== Excerpted data

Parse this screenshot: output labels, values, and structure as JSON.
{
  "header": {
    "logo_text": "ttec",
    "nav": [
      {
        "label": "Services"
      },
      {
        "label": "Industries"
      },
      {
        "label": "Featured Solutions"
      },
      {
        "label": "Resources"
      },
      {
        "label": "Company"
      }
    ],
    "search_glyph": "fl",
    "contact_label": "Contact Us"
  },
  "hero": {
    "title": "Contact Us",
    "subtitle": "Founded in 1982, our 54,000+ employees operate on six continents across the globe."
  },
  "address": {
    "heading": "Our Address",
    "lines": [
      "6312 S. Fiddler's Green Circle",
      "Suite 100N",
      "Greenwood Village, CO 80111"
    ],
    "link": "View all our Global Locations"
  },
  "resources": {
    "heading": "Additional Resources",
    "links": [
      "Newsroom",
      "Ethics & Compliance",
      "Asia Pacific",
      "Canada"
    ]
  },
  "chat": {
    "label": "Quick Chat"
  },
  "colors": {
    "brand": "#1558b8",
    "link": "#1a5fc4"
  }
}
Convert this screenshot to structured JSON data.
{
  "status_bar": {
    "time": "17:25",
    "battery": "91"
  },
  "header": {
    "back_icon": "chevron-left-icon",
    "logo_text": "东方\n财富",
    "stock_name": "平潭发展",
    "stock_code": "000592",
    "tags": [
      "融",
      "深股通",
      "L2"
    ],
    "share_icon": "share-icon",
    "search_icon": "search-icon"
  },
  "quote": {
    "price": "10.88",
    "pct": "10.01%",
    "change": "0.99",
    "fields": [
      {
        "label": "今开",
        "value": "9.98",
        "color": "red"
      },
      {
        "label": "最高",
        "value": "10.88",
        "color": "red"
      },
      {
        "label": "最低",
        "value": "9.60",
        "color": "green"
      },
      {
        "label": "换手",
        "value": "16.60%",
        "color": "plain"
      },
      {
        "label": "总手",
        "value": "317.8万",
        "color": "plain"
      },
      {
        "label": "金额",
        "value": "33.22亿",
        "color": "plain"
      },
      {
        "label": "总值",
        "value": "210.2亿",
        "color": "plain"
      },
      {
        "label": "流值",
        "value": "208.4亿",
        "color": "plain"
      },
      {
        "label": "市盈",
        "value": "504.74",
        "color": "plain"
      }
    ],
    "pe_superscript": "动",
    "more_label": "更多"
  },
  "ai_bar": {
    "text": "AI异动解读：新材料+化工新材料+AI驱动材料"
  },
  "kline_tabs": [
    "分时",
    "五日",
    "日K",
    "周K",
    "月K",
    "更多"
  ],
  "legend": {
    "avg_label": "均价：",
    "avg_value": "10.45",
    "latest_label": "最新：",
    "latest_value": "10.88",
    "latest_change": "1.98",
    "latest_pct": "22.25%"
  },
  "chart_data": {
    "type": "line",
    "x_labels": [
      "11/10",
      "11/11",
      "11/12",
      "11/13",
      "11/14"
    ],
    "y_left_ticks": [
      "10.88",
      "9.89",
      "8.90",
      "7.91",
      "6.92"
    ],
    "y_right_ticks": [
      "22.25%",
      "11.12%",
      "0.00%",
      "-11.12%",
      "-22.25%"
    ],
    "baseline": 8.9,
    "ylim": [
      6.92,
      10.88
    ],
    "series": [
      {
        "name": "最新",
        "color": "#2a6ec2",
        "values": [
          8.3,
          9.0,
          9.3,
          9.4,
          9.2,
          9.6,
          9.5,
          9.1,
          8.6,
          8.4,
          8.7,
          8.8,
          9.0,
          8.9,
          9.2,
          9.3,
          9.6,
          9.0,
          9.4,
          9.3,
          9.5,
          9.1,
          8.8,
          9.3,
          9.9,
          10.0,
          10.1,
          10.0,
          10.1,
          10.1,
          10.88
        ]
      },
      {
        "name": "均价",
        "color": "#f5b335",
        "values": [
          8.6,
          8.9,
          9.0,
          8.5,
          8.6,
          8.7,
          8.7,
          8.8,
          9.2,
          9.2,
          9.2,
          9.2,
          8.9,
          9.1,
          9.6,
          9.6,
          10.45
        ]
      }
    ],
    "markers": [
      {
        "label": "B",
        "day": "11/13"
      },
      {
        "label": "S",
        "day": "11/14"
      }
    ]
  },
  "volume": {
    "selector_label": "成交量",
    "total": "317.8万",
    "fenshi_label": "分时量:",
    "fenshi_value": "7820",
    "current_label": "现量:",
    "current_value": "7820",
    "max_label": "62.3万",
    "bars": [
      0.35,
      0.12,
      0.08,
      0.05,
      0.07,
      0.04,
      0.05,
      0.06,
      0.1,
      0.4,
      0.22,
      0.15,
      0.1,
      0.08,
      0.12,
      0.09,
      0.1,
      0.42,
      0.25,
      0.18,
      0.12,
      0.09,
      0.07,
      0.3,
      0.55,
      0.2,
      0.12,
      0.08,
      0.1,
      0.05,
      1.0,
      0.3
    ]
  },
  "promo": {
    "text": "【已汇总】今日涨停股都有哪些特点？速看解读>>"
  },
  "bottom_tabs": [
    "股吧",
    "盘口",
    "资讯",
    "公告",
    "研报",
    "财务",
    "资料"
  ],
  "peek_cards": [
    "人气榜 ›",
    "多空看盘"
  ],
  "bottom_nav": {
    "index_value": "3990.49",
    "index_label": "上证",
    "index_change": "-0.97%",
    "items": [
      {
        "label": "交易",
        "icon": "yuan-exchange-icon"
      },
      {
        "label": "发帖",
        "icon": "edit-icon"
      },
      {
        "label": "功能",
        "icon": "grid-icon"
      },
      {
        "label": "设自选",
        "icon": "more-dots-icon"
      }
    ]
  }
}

====
== Excerpted data

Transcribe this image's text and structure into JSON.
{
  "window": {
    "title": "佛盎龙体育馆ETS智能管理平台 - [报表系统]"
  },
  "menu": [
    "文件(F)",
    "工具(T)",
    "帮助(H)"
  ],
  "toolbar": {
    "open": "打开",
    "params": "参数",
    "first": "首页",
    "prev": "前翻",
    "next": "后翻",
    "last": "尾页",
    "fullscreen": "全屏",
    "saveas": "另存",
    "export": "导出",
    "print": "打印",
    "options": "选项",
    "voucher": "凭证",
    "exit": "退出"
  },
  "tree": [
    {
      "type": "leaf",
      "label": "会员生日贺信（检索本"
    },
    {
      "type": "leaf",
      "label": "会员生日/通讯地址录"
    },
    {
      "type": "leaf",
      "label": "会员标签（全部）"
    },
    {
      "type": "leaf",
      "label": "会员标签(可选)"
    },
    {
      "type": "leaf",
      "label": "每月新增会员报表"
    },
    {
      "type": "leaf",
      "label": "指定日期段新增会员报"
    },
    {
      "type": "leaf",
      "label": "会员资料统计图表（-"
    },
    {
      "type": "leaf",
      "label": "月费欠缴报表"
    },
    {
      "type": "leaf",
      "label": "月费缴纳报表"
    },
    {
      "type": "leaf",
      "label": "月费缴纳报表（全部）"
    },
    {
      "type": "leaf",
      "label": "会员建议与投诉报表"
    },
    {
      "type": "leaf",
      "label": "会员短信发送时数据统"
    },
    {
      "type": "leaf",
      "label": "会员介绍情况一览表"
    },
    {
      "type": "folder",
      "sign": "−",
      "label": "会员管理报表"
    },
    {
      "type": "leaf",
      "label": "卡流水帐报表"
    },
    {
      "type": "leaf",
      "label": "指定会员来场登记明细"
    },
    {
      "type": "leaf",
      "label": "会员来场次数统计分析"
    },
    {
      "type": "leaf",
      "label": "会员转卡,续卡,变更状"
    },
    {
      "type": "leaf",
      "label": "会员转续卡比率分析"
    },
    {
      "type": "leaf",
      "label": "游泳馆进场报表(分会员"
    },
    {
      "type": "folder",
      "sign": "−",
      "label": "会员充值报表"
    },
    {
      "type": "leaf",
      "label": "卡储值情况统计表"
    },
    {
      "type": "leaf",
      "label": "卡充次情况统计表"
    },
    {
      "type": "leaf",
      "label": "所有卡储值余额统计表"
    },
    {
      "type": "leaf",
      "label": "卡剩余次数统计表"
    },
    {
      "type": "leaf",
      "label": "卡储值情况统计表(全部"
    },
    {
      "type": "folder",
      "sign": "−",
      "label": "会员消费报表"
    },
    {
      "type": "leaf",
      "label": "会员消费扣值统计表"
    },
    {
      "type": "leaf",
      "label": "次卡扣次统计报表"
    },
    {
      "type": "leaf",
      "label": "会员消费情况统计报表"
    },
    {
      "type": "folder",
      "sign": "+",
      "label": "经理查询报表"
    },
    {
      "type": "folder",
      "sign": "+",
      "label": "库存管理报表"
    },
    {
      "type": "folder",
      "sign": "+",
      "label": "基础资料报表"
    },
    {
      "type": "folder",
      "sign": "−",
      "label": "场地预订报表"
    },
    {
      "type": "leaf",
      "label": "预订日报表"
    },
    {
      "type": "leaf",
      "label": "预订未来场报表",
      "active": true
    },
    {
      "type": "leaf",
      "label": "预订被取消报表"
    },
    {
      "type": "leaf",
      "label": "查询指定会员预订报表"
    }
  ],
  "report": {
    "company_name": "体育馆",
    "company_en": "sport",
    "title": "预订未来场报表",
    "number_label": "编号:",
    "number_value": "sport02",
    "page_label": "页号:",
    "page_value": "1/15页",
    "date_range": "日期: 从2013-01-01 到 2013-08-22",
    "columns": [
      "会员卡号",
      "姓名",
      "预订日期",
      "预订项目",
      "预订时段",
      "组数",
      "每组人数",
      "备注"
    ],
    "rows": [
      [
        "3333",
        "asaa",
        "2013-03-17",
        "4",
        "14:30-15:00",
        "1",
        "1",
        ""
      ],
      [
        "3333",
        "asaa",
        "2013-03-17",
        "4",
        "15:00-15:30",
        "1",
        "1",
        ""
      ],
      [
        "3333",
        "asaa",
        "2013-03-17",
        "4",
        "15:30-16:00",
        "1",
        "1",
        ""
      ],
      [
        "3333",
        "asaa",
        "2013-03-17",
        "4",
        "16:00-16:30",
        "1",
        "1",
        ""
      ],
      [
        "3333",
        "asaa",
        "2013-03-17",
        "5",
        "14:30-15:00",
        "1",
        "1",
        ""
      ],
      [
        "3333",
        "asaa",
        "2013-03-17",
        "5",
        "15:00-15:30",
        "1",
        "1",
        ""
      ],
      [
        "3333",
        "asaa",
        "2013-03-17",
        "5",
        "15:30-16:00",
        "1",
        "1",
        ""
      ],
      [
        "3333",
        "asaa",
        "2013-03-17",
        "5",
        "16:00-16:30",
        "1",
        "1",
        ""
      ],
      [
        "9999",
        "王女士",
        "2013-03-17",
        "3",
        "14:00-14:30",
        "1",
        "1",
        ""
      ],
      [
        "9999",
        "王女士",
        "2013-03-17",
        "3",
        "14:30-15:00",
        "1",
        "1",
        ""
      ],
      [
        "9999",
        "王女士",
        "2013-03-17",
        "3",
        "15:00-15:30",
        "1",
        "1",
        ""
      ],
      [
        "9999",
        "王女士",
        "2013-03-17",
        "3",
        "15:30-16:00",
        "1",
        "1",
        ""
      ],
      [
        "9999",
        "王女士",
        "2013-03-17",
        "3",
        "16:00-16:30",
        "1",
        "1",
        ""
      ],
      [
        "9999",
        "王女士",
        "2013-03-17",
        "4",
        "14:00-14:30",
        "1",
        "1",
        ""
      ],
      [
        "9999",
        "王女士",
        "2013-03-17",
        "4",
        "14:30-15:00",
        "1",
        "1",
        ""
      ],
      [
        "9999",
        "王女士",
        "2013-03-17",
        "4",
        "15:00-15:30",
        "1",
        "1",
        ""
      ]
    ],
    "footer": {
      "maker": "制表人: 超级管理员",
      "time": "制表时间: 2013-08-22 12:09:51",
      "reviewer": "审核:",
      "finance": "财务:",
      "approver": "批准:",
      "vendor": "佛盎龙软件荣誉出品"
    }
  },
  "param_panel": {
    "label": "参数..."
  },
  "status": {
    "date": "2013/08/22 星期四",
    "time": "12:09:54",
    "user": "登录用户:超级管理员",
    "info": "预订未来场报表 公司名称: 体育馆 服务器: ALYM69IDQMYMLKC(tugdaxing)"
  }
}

====

- **Instructions for the task**: Check every line of the data above for the string "icon", and copy those that have it.

- **Solution to this problem**:
    "back_icon": "chevron-left-icon",
    "share_icon": "share-icon",
    "search_icon": "search-icon"
        "icon": "yuan-exchange-icon"
        "icon": "edit-icon"
        "icon": "grid-icon"
        "icon": "more-dots-icon"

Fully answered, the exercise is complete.